==== PROVIDED ENTRIES

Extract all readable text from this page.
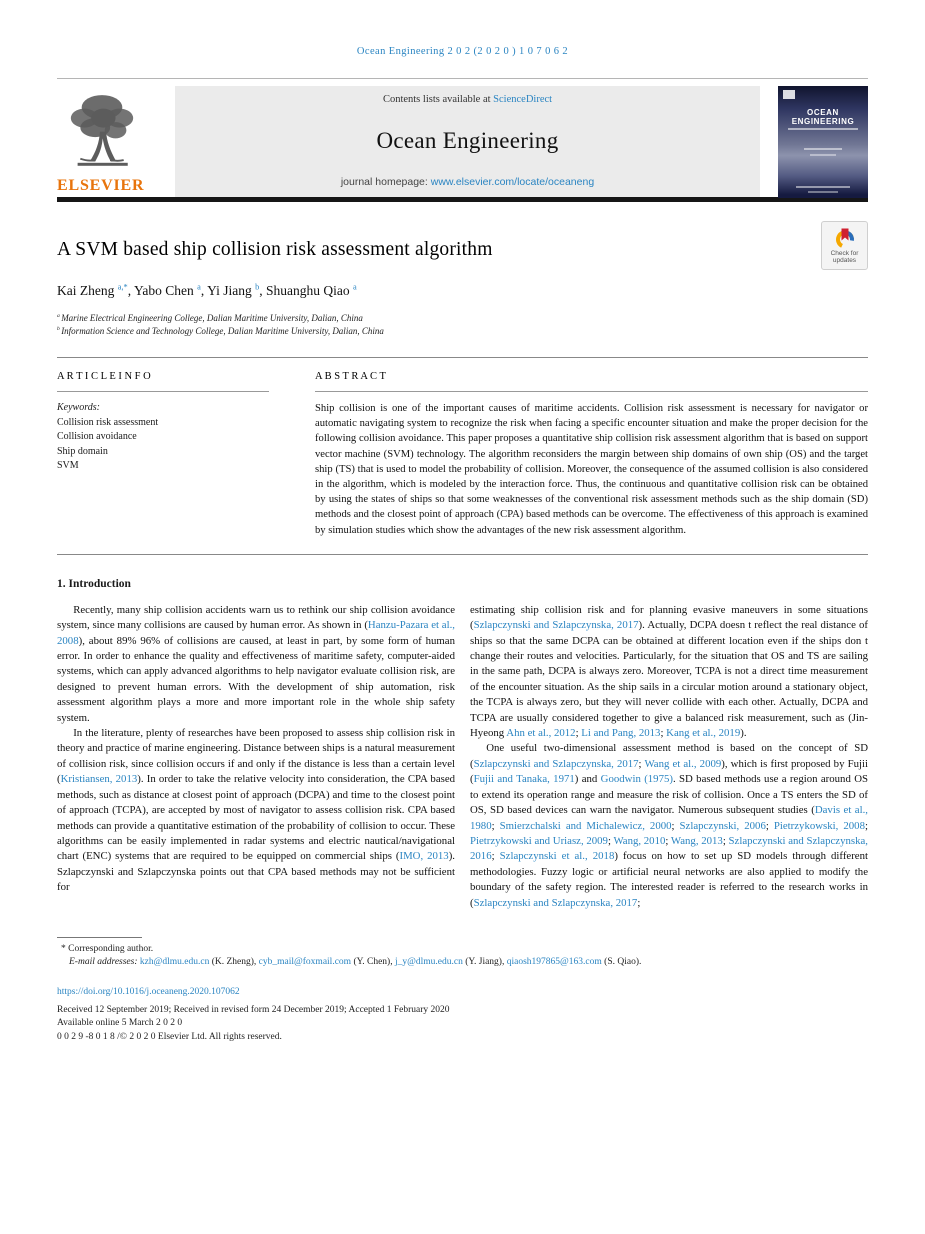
Ocean Engineering 2 0 2 (2 0 2 0 ) 1 0 7 0 6 2
ELSEVIER
Contents lists available at ScienceDirect
Ocean Engineering
journal homepage: www.elsevier.com/locate/oceaneng
OCEAN ENGINEERING
A SVM based ship collision risk assessment algorithm	Check for updates
Kai Zheng $^{a,*}$, Yabo Chen $^a$, Yi Jiang $^b$, Shuanghu Qiao $^a$
$^a$ Marine Electrical Engineering College, Dalian Maritime University, Dalian, China
$^b$ Information Science and Technology College, Dalian Maritime University, Dalian, China
A R T I C L E I N F O
Keywords:
Collision risk assessment
Collision avoidance
Ship domain
SVM
A B S T R A C T
Ship collision is one of the important causes of maritime accidents. Collision risk assessment is necessary for navigator or automatic navigating system to recognize the risk when facing a specific encounter situation and make the proper decision for the following collision avoidance. This paper proposes a quantitative ship collision risk assessment algorithm that is based on support vector machine (SVM) technology. The algorithm reconsiders the margin between ship domains of own ship (OS) and the target ship (TS) that is used to model the probability of collision. Moreover, the consequence of the assumed collision is also considered in the algorithm, which is modeled by the interaction force. Thus, the continuous and quantitative collision risk can be obtained by using the states of ships so that some weaknesses of the conventional risk assessment methods such as the ship domain (SD) methods and the closest point of approach (CPA) based methods can be overcome. The effectiveness of this approach is examined by simulation studies which show the advantages of the new risk assessment algorithm.
1. Introduction

Recently, many ship collision accidents warn us to rethink our ship collision avoidance system, since many collisions are caused by human error. As shown in (Hanzu-Pazara et al., 2008), about 89% 96% of collisions are caused, at least in part, by some form of human error. In order to enhance the quality and effectiveness of maritime safety, computer-aided systems, which can apply advanced algorithms to help navigator evaluate collision risk, are designed to prevent human errors. With the development of ship automation, risk assessment algorithm plays a more and more important role in the whole ship safety system.

In the literature, plenty of researches have been proposed to assess ship collision risk in theory and practice of marine engineering. Distance between ships is a natural measurement of collision risk, since collision occurs if and only if the distance is less than a certain level (Kristiansen, 2013). In order to take the relative velocity into consideration, the CPA based methods, such as distance at closest point of approach (DCPA) and time to the closest point of approach (TCPA), are accepted by most of navigator to assess collision risk. CPA based methods can provide a quantitative estimation of the probability of collision to occur. These algorithms can be easily implemented in radar systems and electric nautical/navigational chart (ENC) systems that are required to be equipped on commercial ships (IMO, 2013). Szlapczynski and Szlapczynska points out that CPA based methods may not be sufficient for

estimating ship collision risk and for planning evasive maneuvers in some situations (Szlapczynski and Szlapczynska, 2017). Actually, DCPA doesn t reflect the real distance of ships so that the same DCPA can be obtained at different location even if the ships don t change their routes and velocities. Particularly, for the situation that OS and TS are sailing in the same path, DCPA is always zero. Moreover, TCPA is not a direct time measurement of the encounter situation. As the ship sails in a circular motion around a stationary object, the TCPA is always zero, but they will never collide with each other. Actually, DCPA and TCPA are usually considered together to give a balanced risk measurement, such as (Jin-Hyeong Ahn et al., 2012; Li and Pang, 2013; Kang et al., 2019).

One useful two-dimensional assessment method is based on the concept of SD (Szlapczynski and Szlapczynska, 2017; Wang et al., 2009), which is first proposed by Fujii (Fujii and Tanaka, 1971) and Goodwin (1975). SD based methods use a region around OS to extend its operation range and measure the risk of collision. Once a TS enters the SD of OS, SD based devices can warn the navigator. Numerous subsequent studies (Davis et al., 1980; Smierzchalski and Michalewicz, 2000; Szlapczynski, 2006; Pietrzykowski, 2008; Pietrzykowski and Uriasz, 2009; Wang, 2010; Wang, 2013; Szlapczynski and Szlapczynska, 2016; Szlapczynski et al., 2018) focus on how to set up SD models through different methodologies. Fuzzy logic or artificial neural networks are also applied to modify the boundary of the safety region. The interested reader is referred to the research works in (Szlapczynski and Szlapczynska, 2017;

* Corresponding author.
E-mail addresses: kzh@dlmu.edu.cn (K. Zheng), cyb_mail@foxmail.com (Y. Chen), j_y@dlmu.edu.cn (Y. Jiang), qiaosh197865@163.com (S. Qiao).
https://doi.org/10.1016/j.oceaneng.2020.107062
Received 12 September 2019; Received in revised form 24 December 2019; Accepted 1 February 2020
Available online 5 March 2 0 2 0
0 0 2 9 -8 0 1 8 /© 2 0 2 0 Elsevier Ltd. All rights reserved.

========

**WHAT IS BEING ASKED:** Give the number of lines in the material above that have the word "TCPA" in them, and nothing more.

**THE OUTPUT:** 2